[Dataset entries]
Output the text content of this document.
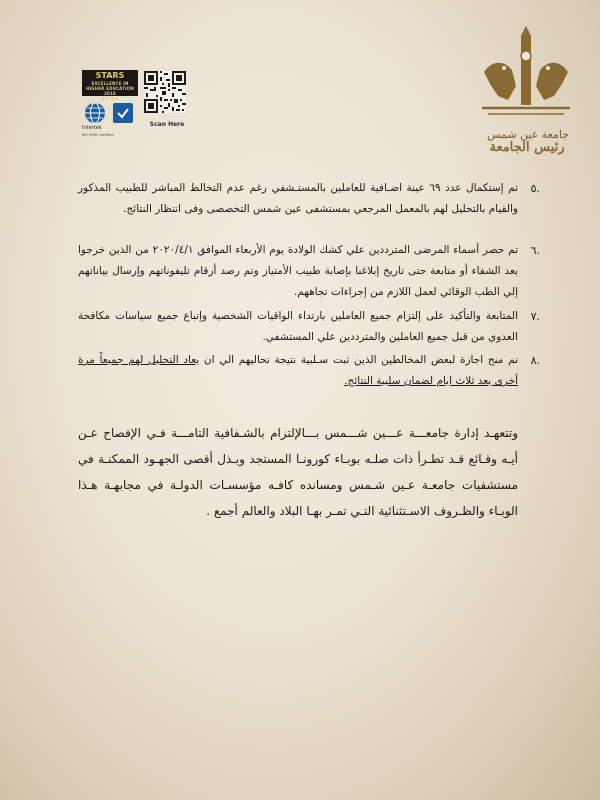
STARS
EXCELLENCE IN HIGHER EDUCATION
2018
★★★★
Scan Here
Intertek
ISO 9001 certified	جامعة عين شمس
رئيس الجامعة
.٥
تم إستكمال عدد ٦٩ عينة اضـافية للعاملين بالمستـشفي رغم عدم التخالط المباشر للطبيب المذكور والقيام بالتحليل لهم بالمعمل المرجعي بمستشفى عين شمس التخصصى وفى انتظار النتائج.
.٦
تم حصر أسماء المرضى المترددين علي كشك الولادة يوم الأربعاء الموافق ٢٠٢٠/٤/١ من الذين خرجوا بعد الشفاء أو متابعة حتى تاريخ إبلاغنا بإصابة طبيب الأمتياز وتم رصد أرقام تليفوناتهم وإرسال بياناتهم إلي الطب الوقائي لعمل اللازم من إجراءات تجاههم.
.٧
المتابعة والتأكيد على إلتزام جميع العاملين بارتداء الواقيات الشخصية وإتباع جميع سياسات مكافحة العدوي من قبل جميع العاملين والمترددين علي المستشفي.
.٨
تم منح اجازة لبعض المخالطين الذين ثبت سـلبية نتيجة تحاليهم الي ان يعاد التحليل لهم جميعاً مرة أخرى بعد ثلاث ايام لضمان سلبية النتائج.
وتتعهـد إدارة جامعـــة عـــين شـــمس بـــالإلتزام بالشـفافية التامـــة فـي الإفصاح عـن أيـه وقـائع قـد تطـرأ ذات صلـه بوبـاء كورونـا المستجد وبـذل أقصى الجهـود الممكنـة في مستشفيات جامعـة عـين شـمس ومسانده كافـه مؤسسـات الدولـة في مجابهـة هـذا الوبـاء والظـروف الاسـتثنائية التـي تمـر بهـا البلاد والعالم أجمع .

=== The exercise ===
Of the lines in the data, how many contain the word "النتائج"? Provide the number and nothing further.

=== Solution ===
2